-- start Material for this task --

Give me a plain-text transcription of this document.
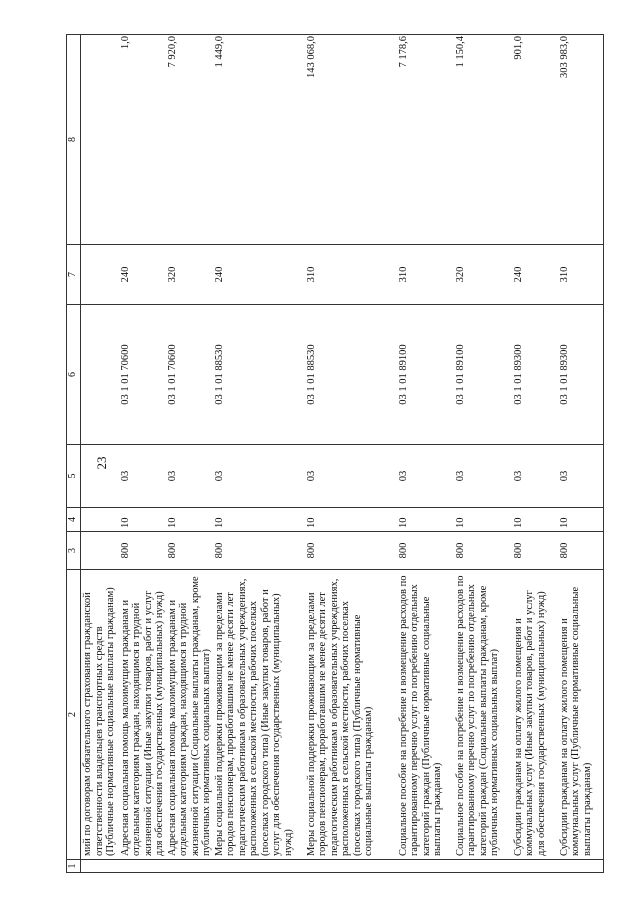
23
1	2	3	4	5	6	7	8
	мий по договорам обязательного страхования гражданской ответственности владельцев транспортных средств (Публичные нормативные социальные выплаты гражданам)						
	Адресная социальная помощь малоимущим гражданам и отдельным категориям граждан, находящимся в трудной жизненной ситуации (Иные закупки товаров, работ и услуг для обеспечения государственных (муниципальных) нужд)	800	10	03	03 1 01 70600	240	1,0
	Адресная социальная помощь малоимущим гражданам и отдельным категориям граждан, находящимся в трудной жизненной ситуации (Социальные выплаты гражданам, кроме публичных нормативных социальных выплат)	800	10	03	03 1 01 70600	320	7 920,0
	Меры социальной поддержки проживающим за пределами городов пенсионерам, проработавшим не менее десяти лет педагогическим работникам в образовательных учреждениях, расположенных в сельской местности, рабочих поселках (поселках городского типа) (Иные закупки товаров, работ и услуг для обеспечения государственных (муниципальных) нужд)	800	10	03	03 1 01 88530	240	1 449,0
	Меры социальной поддержки проживающим за пределами городов пенсионерам, проработавшим не менее десяти лет педагогическим работникам в образовательных учреждениях, расположенных в сельской местности, рабочих поселках (поселках городского типа) (Публичные нормативные социальные выплаты гражданам)	800	10	03	03 1 01 88530	310	143 068,0
	Социальное пособие на погребение и возмещение расходов по гарантированному перечню услуг по погребению отдельных категорий граждан (Публичные нормативные социальные выплаты гражданам)	800	10	03	03 1 01 89100	310	7 178,6
	Социальное пособие на погребение и возмещение расходов по гарантированному перечню услуг по погребению отдельных категорий граждан (Социальные выплаты гражданам, кроме публичных нормативных социальных выплат)	800	10	03	03 1 01 89100	320	1 150,4
	Субсидии гражданам на оплату жилого помещения и коммунальных услуг (Иные закупки товаров, работ и услуг для обеспечения государственных (муниципальных) нужд)	800	10	03	03 1 01 89300	240	901,0
	Субсидии гражданам на оплату жилого помещения и коммунальных услуг (Публичные нормативные социальные выплаты гражданам)	800	10	03	03 1 01 89300	310	303 983,0
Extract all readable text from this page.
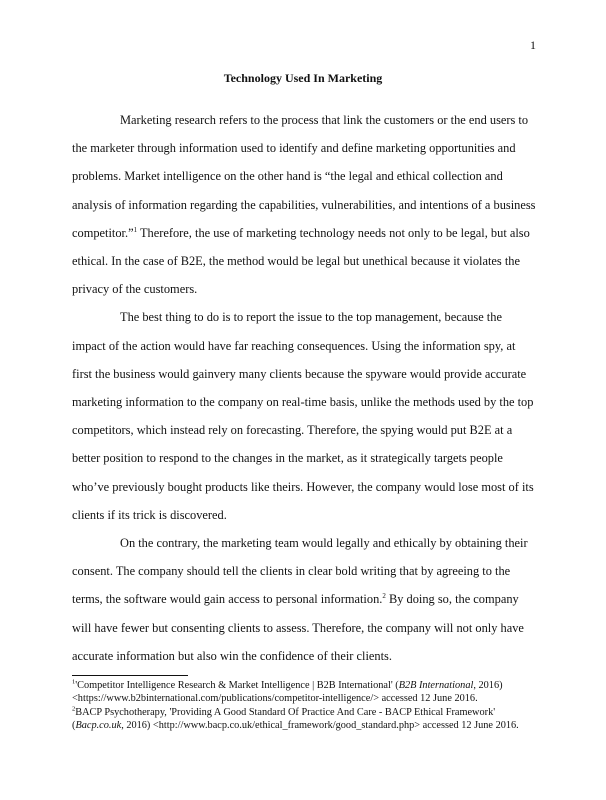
1
Technology Used In Marketing

Marketing research refers to the process that link the customers or the end users to the marketer through information used to identify and define marketing opportunities and problems. Market intelligence on the other hand is “the legal and ethical collection and analysis of information regarding the capabilities, vulnerabilities, and intentions of a business competitor.”$^1$ Therefore, the use of marketing technology needs not only to be legal, but also ethical. In the case of B2E, the method would be legal but unethical because it violates the privacy of the customers.

The best thing to do is to report the issue to the top management, because the impact of the action would have far reaching consequences. Using the information spy, at first the business would gainvery many clients because the spyware would provide accurate marketing information to the company on real-time basis, unlike the methods used by the top competitors, which instead rely on forecasting. Therefore, the spying would put B2E at a better position to respond to the changes in the market, as it strategically targets people who’ve previously bought products like theirs. However, the company would lose most of its clients if its trick is discovered.

On the contrary, the marketing team would legally and ethically by obtaining their consent. The company should tell the clients in clear bold writing that by agreeing to the terms, the software would gain access to personal information.$^2$ By doing so, the company will have fewer but consenting clients to assess. Therefore, the company will not only have accurate information but also win the confidence of their clients.

$^1$'Competitor Intelligence Research & Market Intelligence | B2B International' (B2B International, 2016) <https://www.b2binternational.com/publications/competitor-intelligence/> accessed 12 June 2016.

$^2$BACP Psychotherapy, 'Providing A Good Standard Of Practice And Care - BACP Ethical Framework' (Bacp.co.uk, 2016) <http://www.bacp.co.uk/ethical_framework/good_standard.php> accessed 12 June 2016.
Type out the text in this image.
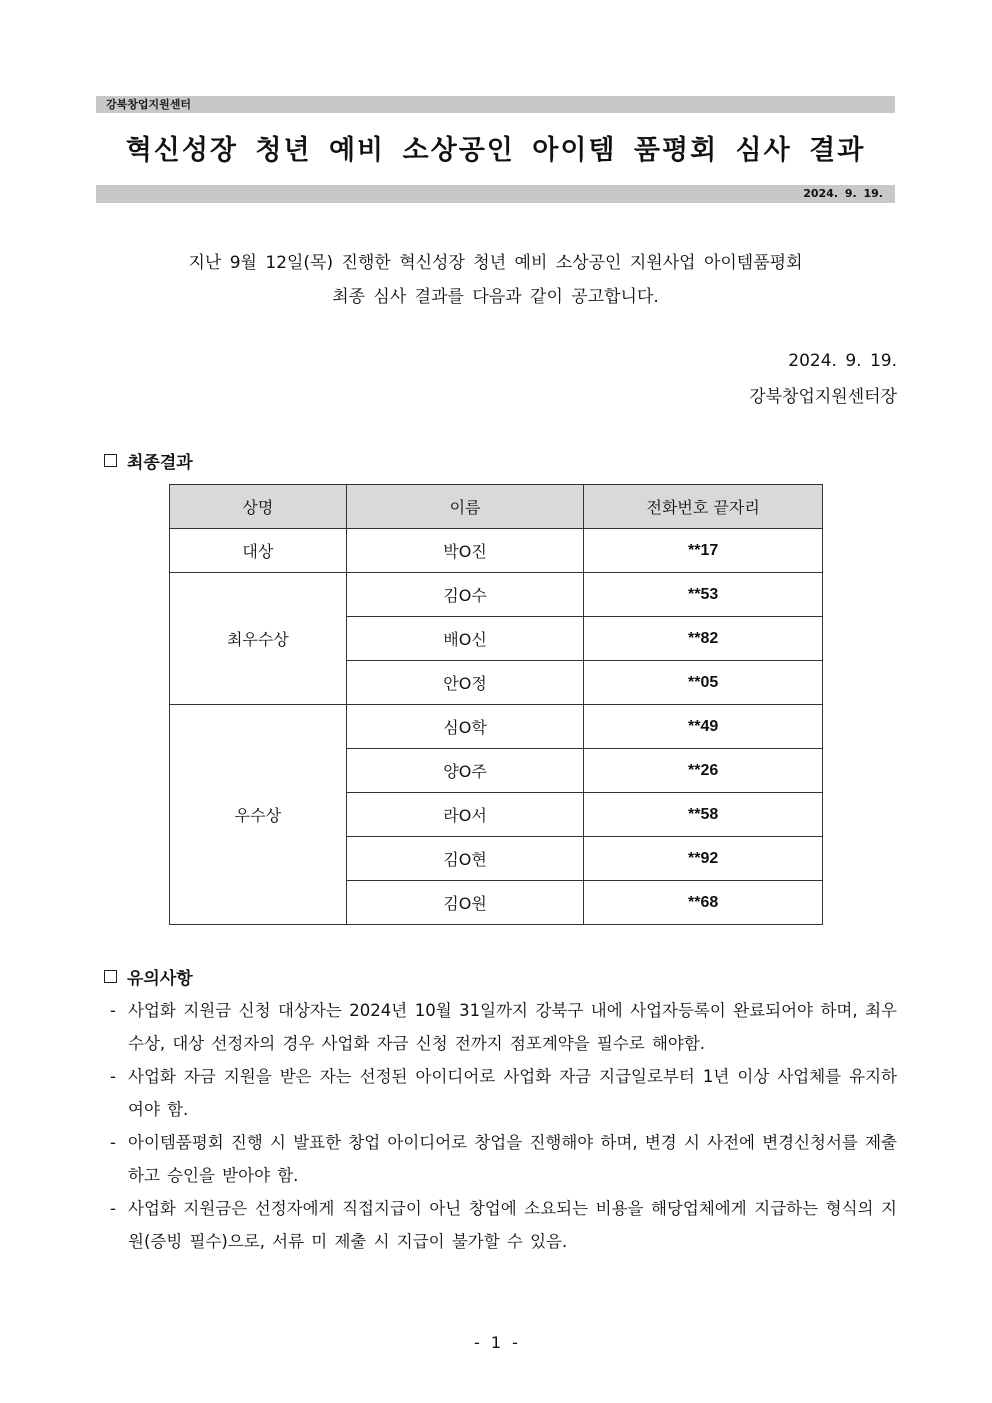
강북창업지원센터
혁신성장 청년 예비 소상공인 아이템 품평회 심사 결과
2024. 9. 19.
지난 9월 12일(목) 진행한 혁신성장 청년 예비 소상공인 지원사업 아이템품평회
최종 심사 결과를 다음과 같이 공고합니다.
2024. 9. 19.
강북창업지원센터장
최종결과
상명	이름	전화번호 끝자리
대상	박O진	**17
최우수상	김O수	**53
	배O신	**82
	안O정	**05
우수상	심O학	**49
	양O주	**26
	라O서	**58
	김O현	**92
	김O원	**68
유의사항
- 사업화 지원금 신청 대상자는 2024년 10월 31일까지 강북구 내에 사업자등록이 완료되어야 하며, 최우수상, 대상 선정자의 경우 사업화 자금 신청 전까지 점포계약을 필수로 해야함.
- 사업화 자금 지원을 받은 자는 선정된 아이디어로 사업화 자금 지급일로부터 1년 이상 사업체를 유지하여야 함.
- 아이템품평회 진행 시 발표한 창업 아이디어로 창업을 진행해야 하며, 변경 시 사전에 변경신청서를 제출하고 승인을 받아야 함.
- 사업화 지원금은 선정자에게 직접지급이 아닌 창업에 소요되는 비용을 해당업체에게 지급하는 형식의 지원(증빙 필수)으로, 서류 미 제출 시 지급이 불가할 수 있음.
- 1 -
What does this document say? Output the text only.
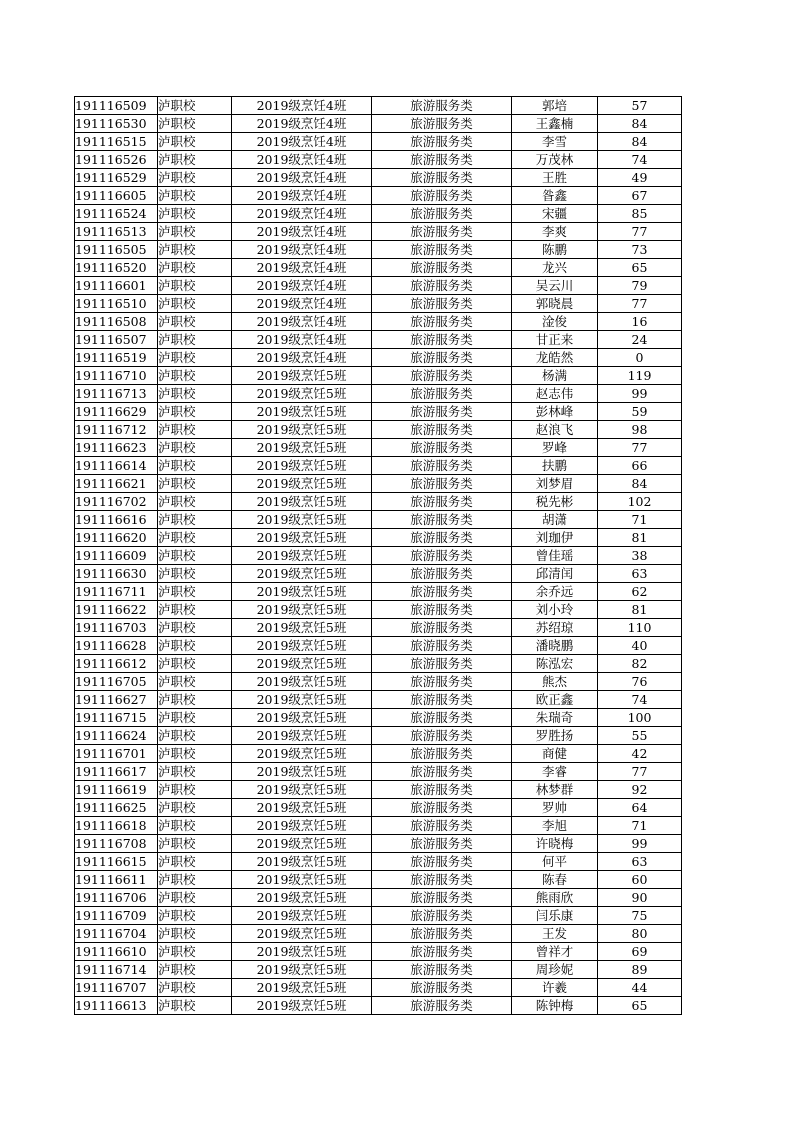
191116509	泸职校	2019级烹饪4班	旅游服务类	郭培	57
191116530	泸职校	2019级烹饪4班	旅游服务类	王鑫楠	84
191116515	泸职校	2019级烹饪4班	旅游服务类	李雪	84
191116526	泸职校	2019级烹饪4班	旅游服务类	万茂林	74
191116529	泸职校	2019级烹饪4班	旅游服务类	王胜	49
191116605	泸职校	2019级烹饪4班	旅游服务类	昝鑫	67
191116524	泸职校	2019级烹饪4班	旅游服务类	宋疆	85
191116513	泸职校	2019级烹饪4班	旅游服务类	李爽	77
191116505	泸职校	2019级烹饪4班	旅游服务类	陈鹏	73
191116520	泸职校	2019级烹饪4班	旅游服务类	龙兴	65
191116601	泸职校	2019级烹饪4班	旅游服务类	吴云川	79
191116510	泸职校	2019级烹饪4班	旅游服务类	郭晓晨	77
191116508	泸职校	2019级烹饪4班	旅游服务类	淦俊	16
191116507	泸职校	2019级烹饪4班	旅游服务类	甘正来	24
191116519	泸职校	2019级烹饪4班	旅游服务类	龙皓然	0
191116710	泸职校	2019级烹饪5班	旅游服务类	杨满	119
191116713	泸职校	2019级烹饪5班	旅游服务类	赵志伟	99
191116629	泸职校	2019级烹饪5班	旅游服务类	彭林峰	59
191116712	泸职校	2019级烹饪5班	旅游服务类	赵浪飞	98
191116623	泸职校	2019级烹饪5班	旅游服务类	罗峰	77
191116614	泸职校	2019级烹饪5班	旅游服务类	扶鹏	66
191116621	泸职校	2019级烹饪5班	旅游服务类	刘梦眉	84
191116702	泸职校	2019级烹饪5班	旅游服务类	税先彬	102
191116616	泸职校	2019级烹饪5班	旅游服务类	胡潇	71
191116620	泸职校	2019级烹饪5班	旅游服务类	刘珈伊	81
191116609	泸职校	2019级烹饪5班	旅游服务类	曾佳瑶	38
191116630	泸职校	2019级烹饪5班	旅游服务类	邱清闰	63
191116711	泸职校	2019级烹饪5班	旅游服务类	余乔远	62
191116622	泸职校	2019级烹饪5班	旅游服务类	刘小玲	81
191116703	泸职校	2019级烹饪5班	旅游服务类	苏绍琼	110
191116628	泸职校	2019级烹饪5班	旅游服务类	潘晓鹏	40
191116612	泸职校	2019级烹饪5班	旅游服务类	陈泓宏	82
191116705	泸职校	2019级烹饪5班	旅游服务类	熊杰	76
191116627	泸职校	2019级烹饪5班	旅游服务类	欧正鑫	74
191116715	泸职校	2019级烹饪5班	旅游服务类	朱瑞奇	100
191116624	泸职校	2019级烹饪5班	旅游服务类	罗胜扬	55
191116701	泸职校	2019级烹饪5班	旅游服务类	商健	42
191116617	泸职校	2019级烹饪5班	旅游服务类	李睿	77
191116619	泸职校	2019级烹饪5班	旅游服务类	林梦群	92
191116625	泸职校	2019级烹饪5班	旅游服务类	罗帅	64
191116618	泸职校	2019级烹饪5班	旅游服务类	李旭	71
191116708	泸职校	2019级烹饪5班	旅游服务类	许晓梅	99
191116615	泸职校	2019级烹饪5班	旅游服务类	何平	63
191116611	泸职校	2019级烹饪5班	旅游服务类	陈春	60
191116706	泸职校	2019级烹饪5班	旅游服务类	熊雨欣	90
191116709	泸职校	2019级烹饪5班	旅游服务类	闫乐康	75
191116704	泸职校	2019级烹饪5班	旅游服务类	王发	80
191116610	泸职校	2019级烹饪5班	旅游服务类	曾祥才	69
191116714	泸职校	2019级烹饪5班	旅游服务类	周珍妮	89
191116707	泸职校	2019级烹饪5班	旅游服务类	许羲	44
191116613	泸职校	2019级烹饪5班	旅游服务类	陈钟梅	65
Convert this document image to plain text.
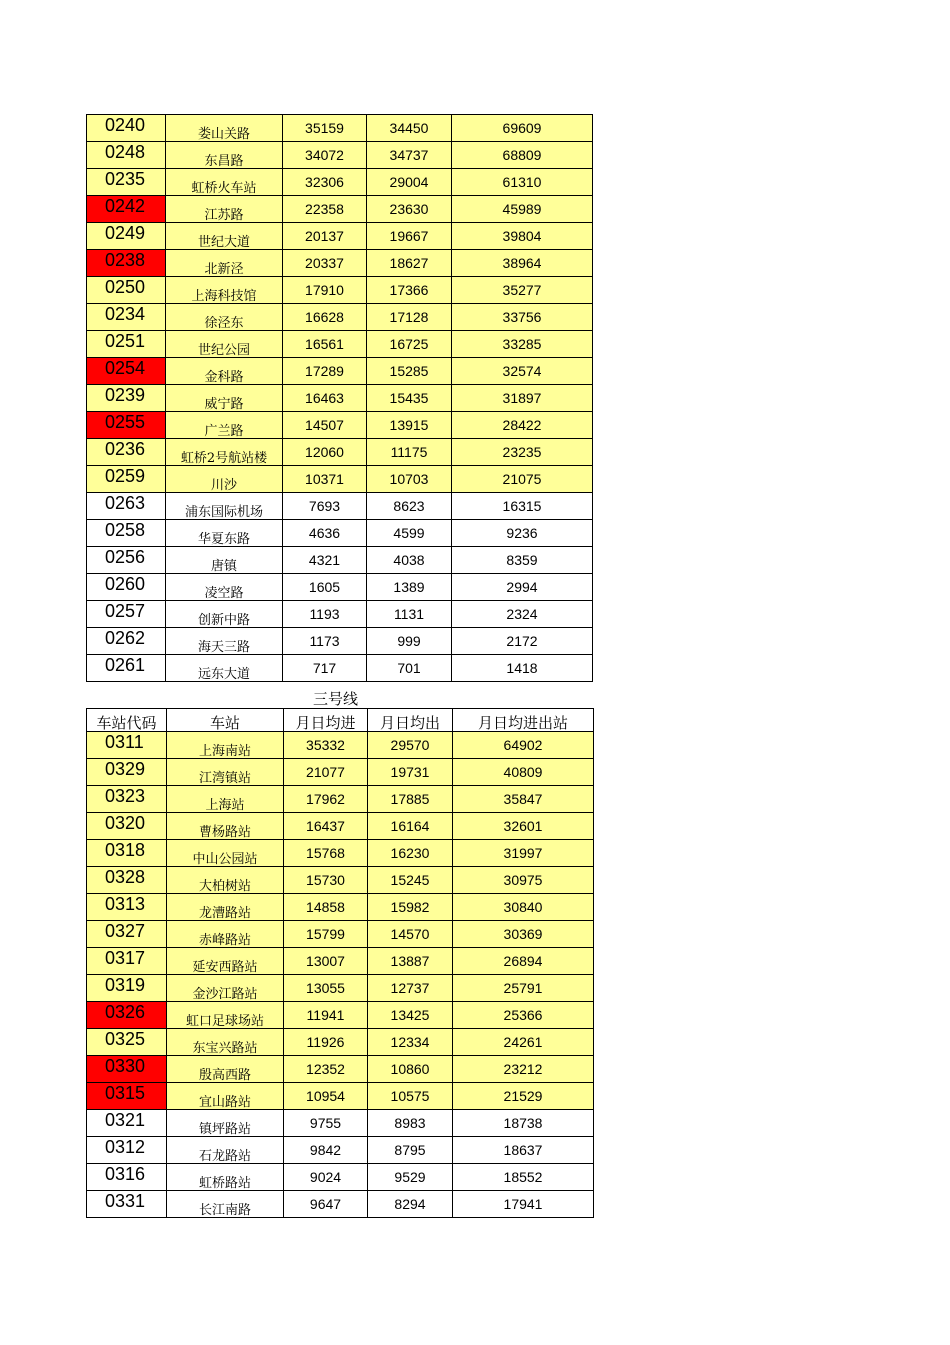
0240	娄山关路	35159	34450	69609
0248	东昌路	34072	34737	68809
0235	虹桥火车站	32306	29004	61310
0242	江苏路	22358	23630	45989
0249	世纪大道	20137	19667	39804
0238	北新泾	20337	18627	38964
0250	上海科技馆	17910	17366	35277
0234	徐泾东	16628	17128	33756
0251	世纪公园	16561	16725	33285
0254	金科路	17289	15285	32574
0239	威宁路	16463	15435	31897
0255	广兰路	14507	13915	28422
0236	虹桥2号航站楼	12060	11175	23235
0259	川沙	10371	10703	21075
0263	浦东国际机场	7693	8623	16315
0258	华夏东路	4636	4599	9236
0256	唐镇	4321	4038	8359
0260	凌空路	1605	1389	2994
0257	创新中路	1193	1131	2324
0262	海天三路	1173	999	2172
0261	远东大道	717	701	1418
三号线
车站代码	车站	月日均进	月日均出	月日均进出站
0311	上海南站	35332	29570	64902
0329	江湾镇站	21077	19731	40809
0323	上海站	17962	17885	35847
0320	曹杨路站	16437	16164	32601
0318	中山公园站	15768	16230	31997
0328	大柏树站	15730	15245	30975
0313	龙漕路站	14858	15982	30840
0327	赤峰路站	15799	14570	30369
0317	延安西路站	13007	13887	26894
0319	金沙江路站	13055	12737	25791
0326	虹口足球场站	11941	13425	25366
0325	东宝兴路站	11926	12334	24261
0330	殷高西路	12352	10860	23212
0315	宜山路站	10954	10575	21529
0321	镇坪路站	9755	8983	18738
0312	石龙路站	9842	8795	18637
0316	虹桥路站	9024	9529	18552
0331	长江南路	9647	8294	17941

-- end Material for this task --

Prompt>
Show the lines of the data that hold the word "публичных".

Task response>
	Адресная социальная помощь малоимущим гражданам и отдельным категориям граждан, находящимся в трудной жизненной ситуации (Социальные выплаты гражданам, кроме публичных нормативных социальных выплат)	800	10	03	03 1 01 70600	320	7 920,0
	Социальное пособие на погребение и возмещение расходов по гарантированному перечню услуг по погребению отдельных категорий граждан (Социальные выплаты гражданам, кроме публичных нормативных социальных выплат)	800	10	03	03 1 01 89100	320	1 150,4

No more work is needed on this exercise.